=== Work to complete ===
Find the string "color" in the data, then copy every line where it is found.

Lines of data:
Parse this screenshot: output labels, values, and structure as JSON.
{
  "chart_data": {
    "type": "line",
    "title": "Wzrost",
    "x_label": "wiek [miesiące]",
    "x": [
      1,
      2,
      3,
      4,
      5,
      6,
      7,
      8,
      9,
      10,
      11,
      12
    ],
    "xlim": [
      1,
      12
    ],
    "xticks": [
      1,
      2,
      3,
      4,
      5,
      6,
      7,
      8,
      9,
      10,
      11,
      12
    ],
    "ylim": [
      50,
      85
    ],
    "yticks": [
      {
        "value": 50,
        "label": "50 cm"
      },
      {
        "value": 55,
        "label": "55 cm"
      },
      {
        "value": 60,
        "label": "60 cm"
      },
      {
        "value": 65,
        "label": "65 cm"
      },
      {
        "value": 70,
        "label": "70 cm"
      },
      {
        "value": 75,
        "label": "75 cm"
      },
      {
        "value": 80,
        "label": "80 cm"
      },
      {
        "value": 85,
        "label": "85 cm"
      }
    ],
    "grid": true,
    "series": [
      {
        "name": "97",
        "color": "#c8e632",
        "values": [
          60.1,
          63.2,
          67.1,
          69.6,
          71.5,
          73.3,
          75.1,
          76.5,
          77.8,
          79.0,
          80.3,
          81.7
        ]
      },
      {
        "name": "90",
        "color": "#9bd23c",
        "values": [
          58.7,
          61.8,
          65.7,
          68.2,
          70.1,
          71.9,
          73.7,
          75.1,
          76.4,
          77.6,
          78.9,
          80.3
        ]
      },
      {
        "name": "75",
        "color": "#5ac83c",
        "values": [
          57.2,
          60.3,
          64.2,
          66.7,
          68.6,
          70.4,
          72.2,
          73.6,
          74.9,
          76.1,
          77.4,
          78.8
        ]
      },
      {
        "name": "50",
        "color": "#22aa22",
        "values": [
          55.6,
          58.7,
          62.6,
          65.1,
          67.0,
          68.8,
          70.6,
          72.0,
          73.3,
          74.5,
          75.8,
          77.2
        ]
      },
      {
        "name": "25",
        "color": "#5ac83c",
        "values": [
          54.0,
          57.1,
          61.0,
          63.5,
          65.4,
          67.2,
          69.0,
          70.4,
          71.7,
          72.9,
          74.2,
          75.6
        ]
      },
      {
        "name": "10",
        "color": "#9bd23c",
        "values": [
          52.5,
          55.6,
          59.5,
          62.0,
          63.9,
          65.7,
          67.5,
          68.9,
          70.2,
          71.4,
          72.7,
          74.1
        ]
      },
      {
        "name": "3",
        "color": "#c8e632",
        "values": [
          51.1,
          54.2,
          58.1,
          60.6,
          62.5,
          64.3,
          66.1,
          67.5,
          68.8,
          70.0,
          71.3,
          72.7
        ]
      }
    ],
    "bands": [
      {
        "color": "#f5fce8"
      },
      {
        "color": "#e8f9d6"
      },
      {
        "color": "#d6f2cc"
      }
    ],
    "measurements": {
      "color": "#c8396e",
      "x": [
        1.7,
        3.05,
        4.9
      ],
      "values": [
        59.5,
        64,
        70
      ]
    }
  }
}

=== Reply ===
        "color": "#c8e632",
        "color": "#9bd23c",
        "color": "#5ac83c",
        "color": "#22aa22",
        "color": "#5ac83c",
        "color": "#9bd23c",
        "color": "#c8e632",
        "color": "#f5fce8"
        "color": "#e8f9d6"
        "color": "#d6f2cc"
      "color": "#c8396e",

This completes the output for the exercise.